--- EXERCISE DIRECTIONS ---
Look through the data below and work out how many lines contain the string "KINDERRÜCKHALTESYSTEME". Give the number alone.

--- Data records ---
————

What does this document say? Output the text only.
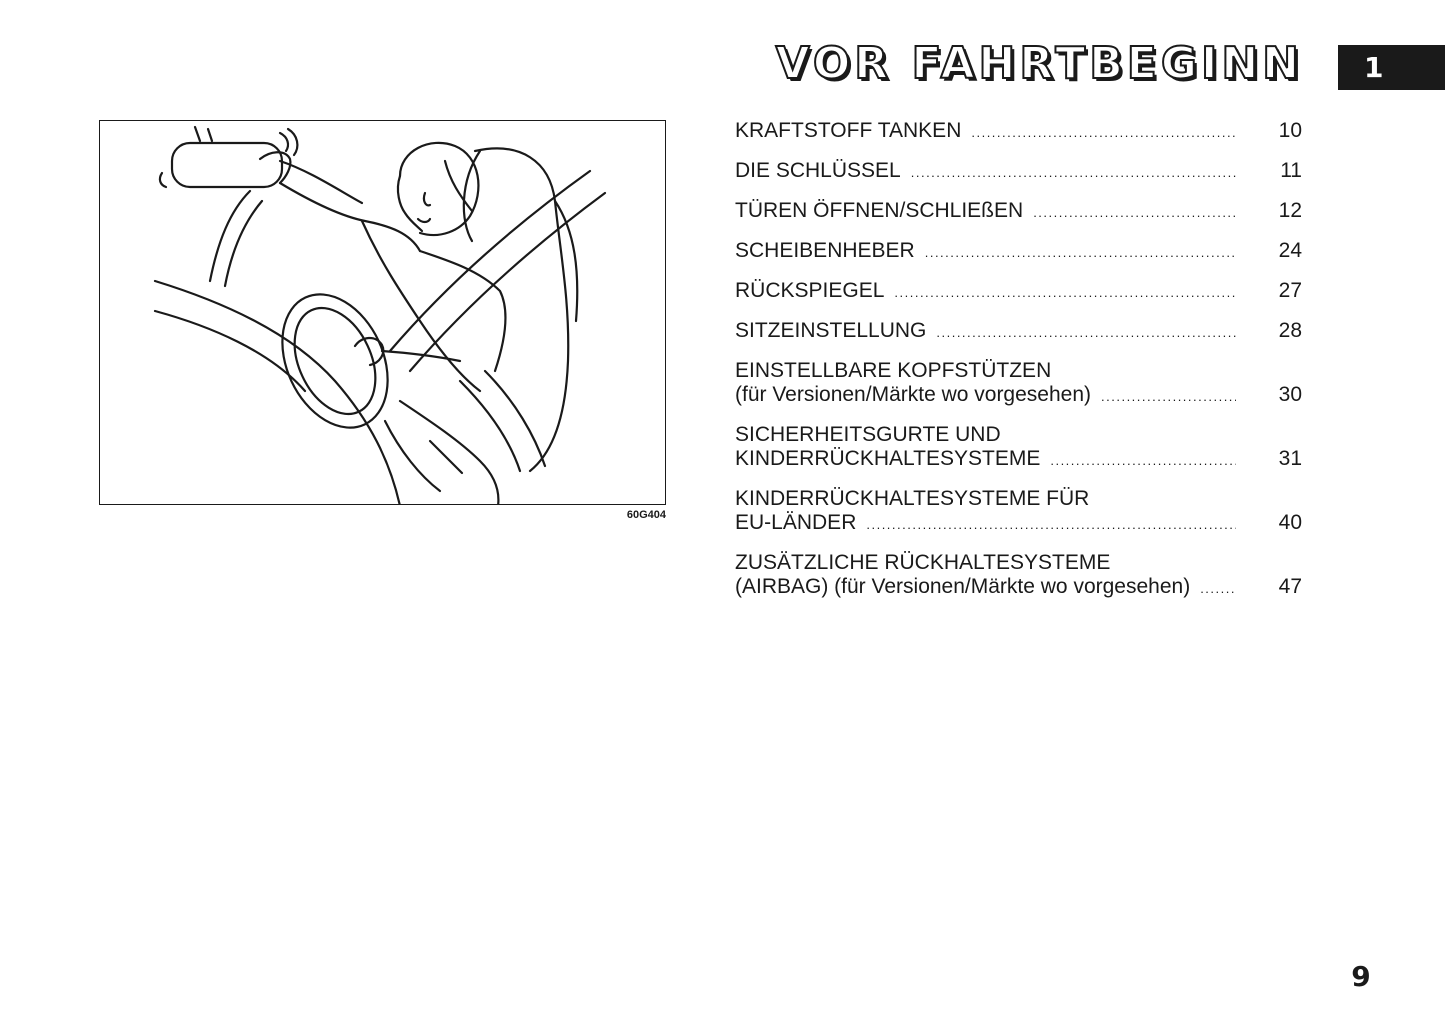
VOR FAHRTBEGINN 1
60G404
KRAFTSTOFF TANKEN .....	10
DIE SCHLÜSSEL .....	11
TÜREN ÖFFNEN/SCHLIEßEN .....	12
SCHEIBENHEBER .....	24
RÜCKSPIEGEL .....	27
SITZEINSTELLUNG .....	28
EINSTELLBARE KOPFSTÜTZEN
(für Versionen/Märkte wo vorgesehen) .....	30
SICHERHEITSGURTE UND
KINDERRÜCKHALTESYSTEME .....	31
KINDERRÜCKHALTESYSTEME FÜR
EU-LÄNDER .....	40
ZUSÄTZLICHE RÜCKHALTESYSTEME
(AIRBAG) (für Versionen/Märkte wo vorgesehen) .....	47
9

————

--- PROBLEM SOLUTION ---
2